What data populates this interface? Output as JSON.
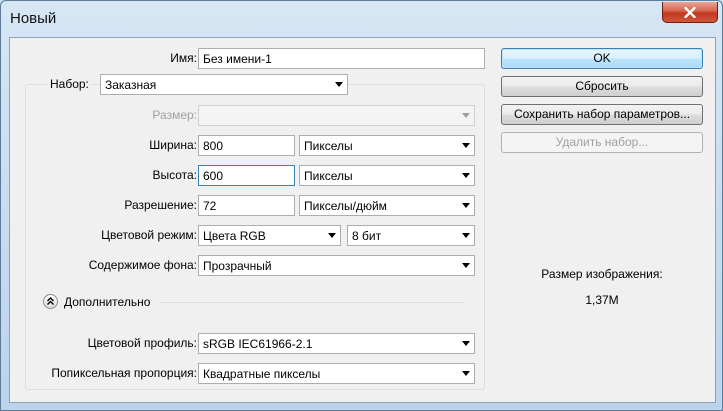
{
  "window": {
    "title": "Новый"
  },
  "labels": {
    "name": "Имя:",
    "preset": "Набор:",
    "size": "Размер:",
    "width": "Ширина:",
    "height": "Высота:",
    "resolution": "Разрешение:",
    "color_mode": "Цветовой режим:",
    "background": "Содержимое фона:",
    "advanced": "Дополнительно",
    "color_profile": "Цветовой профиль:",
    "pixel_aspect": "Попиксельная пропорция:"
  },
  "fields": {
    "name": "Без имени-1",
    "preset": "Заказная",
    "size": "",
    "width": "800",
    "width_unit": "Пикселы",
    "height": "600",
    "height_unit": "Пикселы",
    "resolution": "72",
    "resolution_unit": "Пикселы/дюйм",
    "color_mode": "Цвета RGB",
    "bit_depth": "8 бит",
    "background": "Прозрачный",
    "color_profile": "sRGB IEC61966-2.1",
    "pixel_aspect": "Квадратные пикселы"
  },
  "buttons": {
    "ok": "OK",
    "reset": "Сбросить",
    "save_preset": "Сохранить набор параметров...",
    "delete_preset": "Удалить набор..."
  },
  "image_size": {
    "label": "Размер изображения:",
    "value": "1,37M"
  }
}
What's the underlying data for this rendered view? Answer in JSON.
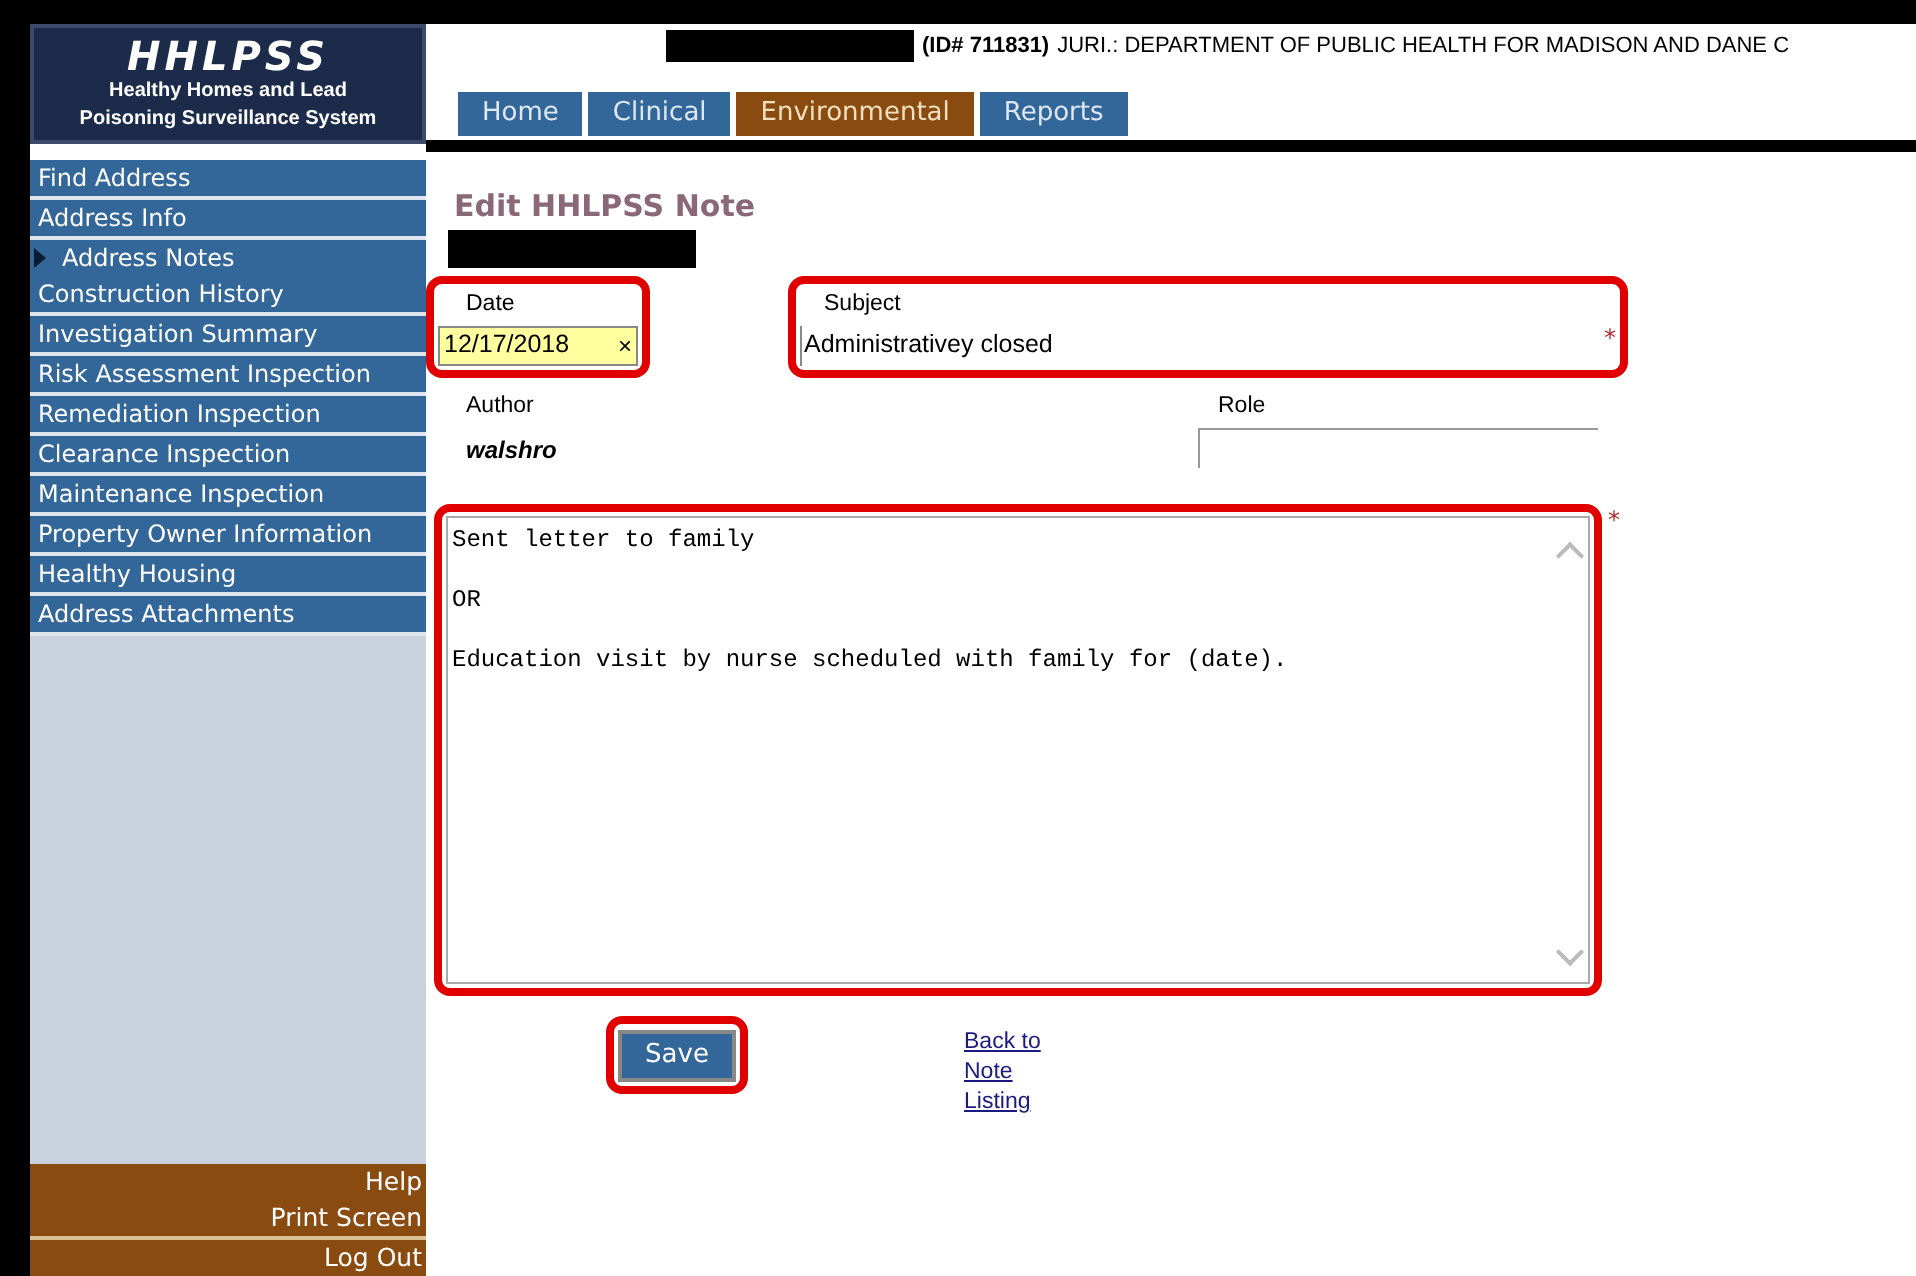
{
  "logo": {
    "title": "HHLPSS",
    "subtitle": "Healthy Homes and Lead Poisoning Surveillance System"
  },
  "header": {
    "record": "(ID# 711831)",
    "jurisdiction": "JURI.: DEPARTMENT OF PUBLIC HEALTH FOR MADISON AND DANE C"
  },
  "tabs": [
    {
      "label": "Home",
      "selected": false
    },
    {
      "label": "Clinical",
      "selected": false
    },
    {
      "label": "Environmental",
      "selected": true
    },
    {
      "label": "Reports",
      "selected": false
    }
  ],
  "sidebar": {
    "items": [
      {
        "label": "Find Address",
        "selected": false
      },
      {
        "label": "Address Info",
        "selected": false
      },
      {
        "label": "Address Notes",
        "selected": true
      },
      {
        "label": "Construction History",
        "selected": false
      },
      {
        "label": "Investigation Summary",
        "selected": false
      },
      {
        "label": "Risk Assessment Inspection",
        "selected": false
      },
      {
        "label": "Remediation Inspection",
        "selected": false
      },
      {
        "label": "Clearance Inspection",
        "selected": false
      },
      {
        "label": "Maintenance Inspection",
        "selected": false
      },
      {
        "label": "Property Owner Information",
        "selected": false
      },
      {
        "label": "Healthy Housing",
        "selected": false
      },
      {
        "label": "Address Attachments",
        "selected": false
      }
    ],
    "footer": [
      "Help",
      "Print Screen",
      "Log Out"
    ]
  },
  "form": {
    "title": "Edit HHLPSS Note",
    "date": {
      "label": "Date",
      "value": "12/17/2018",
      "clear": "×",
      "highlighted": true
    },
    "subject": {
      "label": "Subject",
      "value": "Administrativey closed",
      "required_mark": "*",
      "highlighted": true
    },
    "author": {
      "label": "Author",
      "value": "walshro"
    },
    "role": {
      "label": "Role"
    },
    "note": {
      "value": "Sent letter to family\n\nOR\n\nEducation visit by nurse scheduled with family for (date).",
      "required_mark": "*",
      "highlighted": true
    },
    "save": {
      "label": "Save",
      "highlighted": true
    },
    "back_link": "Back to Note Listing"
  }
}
..........
Short problem: Every entry should be returned exactly as written, minus the pictures.

Worked answer:
What data populates this interface? Output as JSON.
{
  "window": {
    "title": "Новый"
  },
  "labels": {
    "name": "Имя:",
    "preset": "Набор:",
    "size": "Размер:",
    "width": "Ширина:",
    "height": "Высота:",
    "resolution": "Разрешение:",
    "color_mode": "Цветовой режим:",
    "background": "Содержимое фона:",
    "advanced": "Дополнительно",
    "color_profile": "Цветовой профиль:",
    "pixel_aspect": "Попиксельная пропорция:"
  },
  "fields": {
    "name": "Без имени-1",
    "preset": "Заказная",
    "size": "",
    "width": "800",
    "width_unit": "Пикселы",
    "height": "600",
    "height_unit": "Пикселы",
    "resolution": "72",
    "resolution_unit": "Пикселы/дюйм",
    "color_mode": "Цвета RGB",
    "bit_depth": "8 бит",
    "background": "Прозрачный",
    "color_profile": "sRGB IEC61966-2.1",
    "pixel_aspect": "Квадратные пикселы"
  },
  "buttons": {
    "ok": "OK",
    "reset": "Сбросить",
    "save_preset": "Сохранить набор параметров...",
    "delete_preset": "Удалить набор..."
  },
  "image_size": {
    "label": "Размер изображения:",
    "value": "1,37M"
  }
}
What's the underlying data for this rendered view? Answer in JSON.
{
  "logo": {
    "title": "HHLPSS",
    "subtitle": "Healthy Homes and Lead Poisoning Surveillance System"
  },
  "header": {
    "record": "(ID# 711831)",
    "jurisdiction": "JURI.: DEPARTMENT OF PUBLIC HEALTH FOR MADISON AND DANE C"
  },
  "tabs": [
    {
      "label": "Home",
      "selected": false
    },
    {
      "label": "Clinical",
      "selected": false
    },
    {
      "label": "Environmental",
      "selected": true
    },
    {
      "label": "Reports",
      "selected": false
    }
  ],
  "sidebar": {
    "items": [
      {
        "label": "Find Address",
        "selected": false
      },
      {
        "label": "Address Info",
        "selected": false
      },
      {
        "label": "Address Notes",
        "selected": true
      },
      {
        "label": "Construction History",
        "selected": false
      },
      {
        "label": "Investigation Summary",
        "selected": false
      },
      {
        "label": "Risk Assessment Inspection",
        "selected": false
      },
      {
        "label": "Remediation Inspection",
        "selected": false
      },
      {
        "label": "Clearance Inspection",
        "selected": false
      },
      {
        "label": "Maintenance Inspection",
        "selected": false
      },
      {
        "label": "Property Owner Information",
        "selected": false
      },
      {
        "label": "Healthy Housing",
        "selected": false
      },
      {
        "label": "Address Attachments",
        "selected": false
      }
    ],
    "footer": [
      "Help",
      "Print Screen",
      "Log Out"
    ]
  },
  "form": {
    "title": "Edit HHLPSS Note",
    "date": {
      "label": "Date",
      "value": "12/17/2018",
      "clear": "×",
      "highlighted": true
    },
    "subject": {
      "label": "Subject",
      "value": "Administrativey closed",
      "required_mark": "*",
      "highlighted": true
    },
    "author": {
      "label": "Author",
      "value": "walshro"
    },
    "role": {
      "label": "Role"
    },
    "note": {
      "value": "Sent letter to family\n\nOR\n\nEducation visit by nurse scheduled with family for (date).",
      "required_mark": "*",
      "highlighted": true
    },
    "save": {
      "label": "Save",
      "highlighted": true
    },
    "back_link": "Back to Note Listing"
  }
}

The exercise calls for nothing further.